-- Dataset rows --
•••••
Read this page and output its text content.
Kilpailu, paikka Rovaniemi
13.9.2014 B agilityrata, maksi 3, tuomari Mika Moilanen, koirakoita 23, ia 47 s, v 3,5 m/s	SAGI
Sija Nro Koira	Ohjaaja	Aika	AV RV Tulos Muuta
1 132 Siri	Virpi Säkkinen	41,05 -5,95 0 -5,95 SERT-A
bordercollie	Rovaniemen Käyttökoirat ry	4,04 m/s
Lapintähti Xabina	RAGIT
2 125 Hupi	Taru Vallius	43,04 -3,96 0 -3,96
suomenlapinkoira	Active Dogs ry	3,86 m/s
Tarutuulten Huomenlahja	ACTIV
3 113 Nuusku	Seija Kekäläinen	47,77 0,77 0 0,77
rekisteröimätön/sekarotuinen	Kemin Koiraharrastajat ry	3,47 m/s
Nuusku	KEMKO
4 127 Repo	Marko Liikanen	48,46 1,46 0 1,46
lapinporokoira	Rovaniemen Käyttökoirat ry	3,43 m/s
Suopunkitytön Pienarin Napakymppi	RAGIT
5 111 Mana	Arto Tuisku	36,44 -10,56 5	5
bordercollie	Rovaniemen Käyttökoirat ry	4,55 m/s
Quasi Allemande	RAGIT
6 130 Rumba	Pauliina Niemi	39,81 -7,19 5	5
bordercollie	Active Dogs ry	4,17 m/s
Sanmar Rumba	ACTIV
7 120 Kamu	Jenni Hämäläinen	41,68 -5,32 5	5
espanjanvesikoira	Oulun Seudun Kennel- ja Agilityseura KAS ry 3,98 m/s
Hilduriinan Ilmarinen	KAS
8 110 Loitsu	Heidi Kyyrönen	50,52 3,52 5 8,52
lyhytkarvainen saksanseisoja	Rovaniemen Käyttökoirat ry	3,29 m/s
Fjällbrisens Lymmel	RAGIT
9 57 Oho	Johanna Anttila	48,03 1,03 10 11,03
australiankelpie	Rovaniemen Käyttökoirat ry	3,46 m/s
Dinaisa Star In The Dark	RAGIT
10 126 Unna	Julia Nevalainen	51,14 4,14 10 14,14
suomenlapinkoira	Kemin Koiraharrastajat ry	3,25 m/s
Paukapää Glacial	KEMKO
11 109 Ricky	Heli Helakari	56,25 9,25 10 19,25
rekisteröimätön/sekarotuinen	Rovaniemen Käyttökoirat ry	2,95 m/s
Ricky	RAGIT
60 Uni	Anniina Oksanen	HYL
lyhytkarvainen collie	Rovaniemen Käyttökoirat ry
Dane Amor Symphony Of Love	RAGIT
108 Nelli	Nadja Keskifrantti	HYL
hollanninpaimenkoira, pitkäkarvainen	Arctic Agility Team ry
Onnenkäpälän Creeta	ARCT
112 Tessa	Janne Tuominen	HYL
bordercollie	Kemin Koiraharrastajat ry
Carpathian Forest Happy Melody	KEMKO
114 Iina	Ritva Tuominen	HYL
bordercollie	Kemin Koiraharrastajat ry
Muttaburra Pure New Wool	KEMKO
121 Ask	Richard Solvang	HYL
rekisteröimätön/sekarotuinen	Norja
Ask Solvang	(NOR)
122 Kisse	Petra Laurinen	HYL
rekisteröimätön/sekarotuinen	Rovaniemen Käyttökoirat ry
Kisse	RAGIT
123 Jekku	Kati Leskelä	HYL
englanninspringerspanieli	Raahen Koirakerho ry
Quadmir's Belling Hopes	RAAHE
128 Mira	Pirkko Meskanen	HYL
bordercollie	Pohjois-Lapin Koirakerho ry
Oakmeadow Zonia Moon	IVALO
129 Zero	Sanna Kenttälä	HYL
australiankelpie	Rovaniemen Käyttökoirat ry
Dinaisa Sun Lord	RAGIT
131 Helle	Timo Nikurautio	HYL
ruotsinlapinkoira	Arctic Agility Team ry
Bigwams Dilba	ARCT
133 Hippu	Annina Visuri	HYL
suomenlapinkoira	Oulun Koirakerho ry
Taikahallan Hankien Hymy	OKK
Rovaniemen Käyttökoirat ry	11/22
•••••
All of the data needs to be printed once more, exactly.

Read this page and output its text content.
Kilpailu, paikka Rovaniemi
13.9.2014 B agilityrata, maksi 3, tuomari Mika Moilanen, koirakoita 23, ia 47 s, v 3,5 m/s	SAGI
Sija Nro Koira	Ohjaaja	Aika	AV RV Tulos Muuta
1 132 Siri	Virpi Säkkinen	41,05 -5,95 0 -5,95 SERT-A
bordercollie	Rovaniemen Käyttökoirat ry	4,04 m/s
Lapintähti Xabina	RAGIT
2 125 Hupi	Taru Vallius	43,04 -3,96 0 -3,96
suomenlapinkoira	Active Dogs ry	3,86 m/s
Tarutuulten Huomenlahja	ACTIV
3 113 Nuusku	Seija Kekäläinen	47,77 0,77 0 0,77
rekisteröimätön/sekarotuinen	Kemin Koiraharrastajat ry	3,47 m/s
Nuusku	KEMKO
4 127 Repo	Marko Liikanen	48,46 1,46 0 1,46
lapinporokoira	Rovaniemen Käyttökoirat ry	3,43 m/s
Suopunkitytön Pienarin Napakymppi	RAGIT
5 111 Mana	Arto Tuisku	36,44 -10,56 5	5
bordercollie	Rovaniemen Käyttökoirat ry	4,55 m/s
Quasi Allemande	RAGIT
6 130 Rumba	Pauliina Niemi	39,81 -7,19 5	5
bordercollie	Active Dogs ry	4,17 m/s
Sanmar Rumba	ACTIV
7 120 Kamu	Jenni Hämäläinen	41,68 -5,32 5	5
espanjanvesikoira	Oulun Seudun Kennel- ja Agilityseura KAS ry 3,98 m/s
Hilduriinan Ilmarinen	KAS
8 110 Loitsu	Heidi Kyyrönen	50,52 3,52 5 8,52
lyhytkarvainen saksanseisoja	Rovaniemen Käyttökoirat ry	3,29 m/s
Fjällbrisens Lymmel	RAGIT
9 57 Oho	Johanna Anttila	48,03 1,03 10 11,03
australiankelpie	Rovaniemen Käyttökoirat ry	3,46 m/s
Dinaisa Star In The Dark	RAGIT
10 126 Unna	Julia Nevalainen	51,14 4,14 10 14,14
suomenlapinkoira	Kemin Koiraharrastajat ry	3,25 m/s
Paukapää Glacial	KEMKO
11 109 Ricky	Heli Helakari	56,25 9,25 10 19,25
rekisteröimätön/sekarotuinen	Rovaniemen Käyttökoirat ry	2,95 m/s
Ricky	RAGIT
60 Uni	Anniina Oksanen	HYL
lyhytkarvainen collie	Rovaniemen Käyttökoirat ry
Dane Amor Symphony Of Love	RAGIT
108 Nelli	Nadja Keskifrantti	HYL
hollanninpaimenkoira, pitkäkarvainen	Arctic Agility Team ry
Onnenkäpälän Creeta	ARCT
112 Tessa	Janne Tuominen	HYL
bordercollie	Kemin Koiraharrastajat ry
Carpathian Forest Happy Melody	KEMKO
114 Iina	Ritva Tuominen	HYL
bordercollie	Kemin Koiraharrastajat ry
Muttaburra Pure New Wool	KEMKO
121 Ask	Richard Solvang	HYL
rekisteröimätön/sekarotuinen	Norja
Ask Solvang	(NOR)
122 Kisse	Petra Laurinen	HYL
rekisteröimätön/sekarotuinen	Rovaniemen Käyttökoirat ry
Kisse	RAGIT
123 Jekku	Kati Leskelä	HYL
englanninspringerspanieli	Raahen Koirakerho ry
Quadmir's Belling Hopes	RAAHE
128 Mira	Pirkko Meskanen	HYL
bordercollie	Pohjois-Lapin Koirakerho ry
Oakmeadow Zonia Moon	IVALO
129 Zero	Sanna Kenttälä	HYL
australiankelpie	Rovaniemen Käyttökoirat ry
Dinaisa Sun Lord	RAGIT
131 Helle	Timo Nikurautio	HYL
ruotsinlapinkoira	Arctic Agility Team ry
Bigwams Dilba	ARCT
133 Hippu	Annina Visuri	HYL
suomenlapinkoira	Oulun Koirakerho ry
Taikahallan Hankien Hymy	OKK
Rovaniemen Käyttökoirat ry	11/22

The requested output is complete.